## What is asked:
Check each line of the material below, and copy it if it holds the string "Sekunden".

--- start of Material for the task ---

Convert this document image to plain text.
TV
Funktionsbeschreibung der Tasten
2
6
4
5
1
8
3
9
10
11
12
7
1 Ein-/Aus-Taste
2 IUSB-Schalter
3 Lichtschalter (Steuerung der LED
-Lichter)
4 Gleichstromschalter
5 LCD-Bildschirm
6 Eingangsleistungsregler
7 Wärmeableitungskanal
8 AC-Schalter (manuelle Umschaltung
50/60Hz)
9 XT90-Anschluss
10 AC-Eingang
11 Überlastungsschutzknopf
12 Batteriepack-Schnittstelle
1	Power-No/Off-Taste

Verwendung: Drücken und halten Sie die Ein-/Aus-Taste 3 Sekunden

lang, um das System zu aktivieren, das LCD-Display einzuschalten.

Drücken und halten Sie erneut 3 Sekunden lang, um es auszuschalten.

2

--- end of Material for the task ---

## Response below:
Verwendung: Drücken und halten Sie die Ein-/Aus-Taste 3 Sekunden
Drücken und halten Sie erneut 3 Sekunden lang, um es auszuschalten.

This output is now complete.